Document text

___

Exhibit 10.13.1
EXECUTION VERSION
FIRST AMENDMENT TO AMENDED AND RESTATED STOCKHOLDERS’ AGREEMENT
This First Amendment to the Amended and Restated Stockholders’ Agreement, dated as of December 19, 2019 (this “Amendment”), is entered by and between Agilon Health Topco, Inc., a Delaware corporation (the “Company”) and CD&R Vector Holdings, L.P., a Cayman Islands exempted limited partnership (the “Major Holder”).
WHEREAS, the Company, the Major Holder and the Stockholders are partyto the Amended and Restated Stockholders’ Agreement in respect of the Company, dated November 29, 2019 (as amended from time to time, the “Existing Agreement”);
WHEREAS, Section 17.6 of the Existing Agreement provides that any term of the Existing Agreement may be amended with the written consent of the Company and the Major Holder if such amendment (i) does not materially and disproportionately adversely affect a Stockholder in a materially different manner than all of the other Stockholders and (ii) does not adversely affect any Purchaser; and
WHEREAS, on the date hereof, the Company will enter into an Investment Agreement with the BlackRock Purchaser (as defined in Section 2).
NOW, THEREFORE, in consideration of the foregoing and other good and valuable consideration, the receipt and sufficiency of which are hereby acknowledged, the Parties agree as follows:
1. Definitions. Capitalized terms used and not defined in this Amendment have the respective meanings assigned to them in the Existing Agreement.

___

Dataset records
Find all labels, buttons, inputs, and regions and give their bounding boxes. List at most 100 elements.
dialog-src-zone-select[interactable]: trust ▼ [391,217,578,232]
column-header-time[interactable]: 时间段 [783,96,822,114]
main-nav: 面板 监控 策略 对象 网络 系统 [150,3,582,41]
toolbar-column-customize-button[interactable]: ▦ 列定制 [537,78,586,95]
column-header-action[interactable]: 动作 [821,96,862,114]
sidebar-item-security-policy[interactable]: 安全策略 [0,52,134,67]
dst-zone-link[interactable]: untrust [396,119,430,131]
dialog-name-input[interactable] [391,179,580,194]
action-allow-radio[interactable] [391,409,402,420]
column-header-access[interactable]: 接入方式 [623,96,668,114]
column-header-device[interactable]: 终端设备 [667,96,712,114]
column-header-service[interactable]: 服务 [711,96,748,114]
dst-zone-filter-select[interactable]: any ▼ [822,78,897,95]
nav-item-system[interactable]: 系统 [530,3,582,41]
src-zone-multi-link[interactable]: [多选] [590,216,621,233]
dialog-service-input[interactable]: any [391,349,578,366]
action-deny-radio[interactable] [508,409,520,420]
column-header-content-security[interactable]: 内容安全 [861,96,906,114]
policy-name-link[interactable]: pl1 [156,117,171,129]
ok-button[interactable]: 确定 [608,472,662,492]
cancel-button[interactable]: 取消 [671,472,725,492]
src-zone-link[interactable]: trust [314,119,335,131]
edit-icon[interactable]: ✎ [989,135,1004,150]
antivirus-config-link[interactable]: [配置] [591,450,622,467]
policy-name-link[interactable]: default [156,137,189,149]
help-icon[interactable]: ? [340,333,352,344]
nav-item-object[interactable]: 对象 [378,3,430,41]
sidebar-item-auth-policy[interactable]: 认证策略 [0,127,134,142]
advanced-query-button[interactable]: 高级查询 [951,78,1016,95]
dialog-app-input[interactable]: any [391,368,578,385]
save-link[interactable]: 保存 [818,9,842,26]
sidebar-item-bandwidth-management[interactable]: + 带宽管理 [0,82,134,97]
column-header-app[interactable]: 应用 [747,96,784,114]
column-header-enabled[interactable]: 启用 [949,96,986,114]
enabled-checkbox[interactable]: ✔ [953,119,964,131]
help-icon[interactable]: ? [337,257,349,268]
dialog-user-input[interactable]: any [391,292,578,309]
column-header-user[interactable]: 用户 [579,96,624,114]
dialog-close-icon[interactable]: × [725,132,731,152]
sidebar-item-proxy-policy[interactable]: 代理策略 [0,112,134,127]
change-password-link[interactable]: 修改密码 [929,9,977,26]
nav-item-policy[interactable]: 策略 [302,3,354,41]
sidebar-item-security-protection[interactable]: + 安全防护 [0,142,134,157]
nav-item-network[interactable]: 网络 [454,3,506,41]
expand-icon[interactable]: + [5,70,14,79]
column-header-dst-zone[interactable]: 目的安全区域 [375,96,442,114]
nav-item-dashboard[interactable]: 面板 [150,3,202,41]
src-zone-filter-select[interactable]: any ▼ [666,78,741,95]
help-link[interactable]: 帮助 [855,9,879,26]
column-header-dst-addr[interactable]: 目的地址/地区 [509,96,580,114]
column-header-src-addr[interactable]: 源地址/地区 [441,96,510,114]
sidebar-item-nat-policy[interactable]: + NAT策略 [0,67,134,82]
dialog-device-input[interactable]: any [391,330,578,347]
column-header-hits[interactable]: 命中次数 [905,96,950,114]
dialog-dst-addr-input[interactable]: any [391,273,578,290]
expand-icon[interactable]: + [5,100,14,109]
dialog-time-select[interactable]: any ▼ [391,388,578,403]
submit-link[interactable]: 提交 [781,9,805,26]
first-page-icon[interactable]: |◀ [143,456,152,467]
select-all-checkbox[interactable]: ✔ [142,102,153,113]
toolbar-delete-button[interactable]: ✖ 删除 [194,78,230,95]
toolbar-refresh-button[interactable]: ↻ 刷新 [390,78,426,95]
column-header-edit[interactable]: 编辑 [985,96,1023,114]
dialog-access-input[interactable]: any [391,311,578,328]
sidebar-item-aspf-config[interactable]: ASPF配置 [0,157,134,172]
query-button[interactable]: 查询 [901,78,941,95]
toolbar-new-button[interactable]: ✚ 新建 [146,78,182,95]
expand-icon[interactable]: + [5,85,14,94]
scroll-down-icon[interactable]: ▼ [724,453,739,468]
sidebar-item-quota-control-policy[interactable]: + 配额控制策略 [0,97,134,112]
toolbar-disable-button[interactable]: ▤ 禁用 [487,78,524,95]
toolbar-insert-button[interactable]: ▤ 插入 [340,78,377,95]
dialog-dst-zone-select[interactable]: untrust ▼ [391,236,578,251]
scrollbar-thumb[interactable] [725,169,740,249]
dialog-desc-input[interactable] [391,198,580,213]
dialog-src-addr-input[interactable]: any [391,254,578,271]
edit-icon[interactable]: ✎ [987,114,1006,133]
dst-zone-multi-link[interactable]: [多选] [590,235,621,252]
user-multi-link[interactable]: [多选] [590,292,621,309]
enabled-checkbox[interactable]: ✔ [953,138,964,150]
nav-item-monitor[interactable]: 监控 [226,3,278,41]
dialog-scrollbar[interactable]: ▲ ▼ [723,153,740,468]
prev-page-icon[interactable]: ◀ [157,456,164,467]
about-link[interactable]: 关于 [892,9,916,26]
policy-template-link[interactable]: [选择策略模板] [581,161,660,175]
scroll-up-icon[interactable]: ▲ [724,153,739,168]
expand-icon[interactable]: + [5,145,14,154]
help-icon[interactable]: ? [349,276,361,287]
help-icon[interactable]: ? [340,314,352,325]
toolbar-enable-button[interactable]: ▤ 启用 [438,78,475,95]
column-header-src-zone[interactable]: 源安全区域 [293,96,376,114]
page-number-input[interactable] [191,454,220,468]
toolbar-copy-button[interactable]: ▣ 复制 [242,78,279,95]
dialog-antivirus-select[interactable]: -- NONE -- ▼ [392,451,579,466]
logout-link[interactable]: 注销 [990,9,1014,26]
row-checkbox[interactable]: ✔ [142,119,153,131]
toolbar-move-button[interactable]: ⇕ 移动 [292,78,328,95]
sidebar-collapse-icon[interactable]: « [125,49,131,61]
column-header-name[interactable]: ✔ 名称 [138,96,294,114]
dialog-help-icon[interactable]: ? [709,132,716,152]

___

Complete the following
a) Check each statement against the stockholders' agreement amendment. For each, answer yes or no and quote the words from the amendment that decide it.
(i) The Major Holder is a Cayman Islands exempted limited partnership.
(ii) The Existing Agreement is dated December 19, 2019.
(iii) Under Section 17.6, the Company's written consent alone is enough to amend a term of the Existing Agreement.
b) Pick up the stockholders' agreement amendment after its last sentence and write the next part.

Answers for this exercise
a)
(i) Yes: "CD&R Vector Holdings, L.P., a Cayman Islands exempted limited partnership (the “Major Holder”)"
(ii) No: "dated November 29, 2019 (as amended from time to time, the “Existing Agreement”)"
(iii) No: "with the written consent of the Company and the Major Holder"

b)
2. Amendment to the Existing Agreement. As of the date hereof and effective immediately prior to the effectiveness of the BlackRock Investment Agreement (as defined below):
(a) Section 1 of the Existing Agreement is hereby amended to delete the definitions for “Investment Agreement,” “Private Placements Financing Round” and “Purchasers” and insert each of the following definitions in alphabetical order:
“‘BlackRock’ shall mean BlackRock Investment Management, LLC or any Affiliate or successor thereof.”
“‘BlackRock Investment Agreement’ shall mean the Investment Agreement, dated as of December 19, 2019, by and between the Company and the BlackRock Purchaser.”
“‘BlackRock Purchaser’ shall mean High Cedar Direct Fund, L.P., a Delaware limited partnership and any permitted transferee from the BlackRock Purchaser.”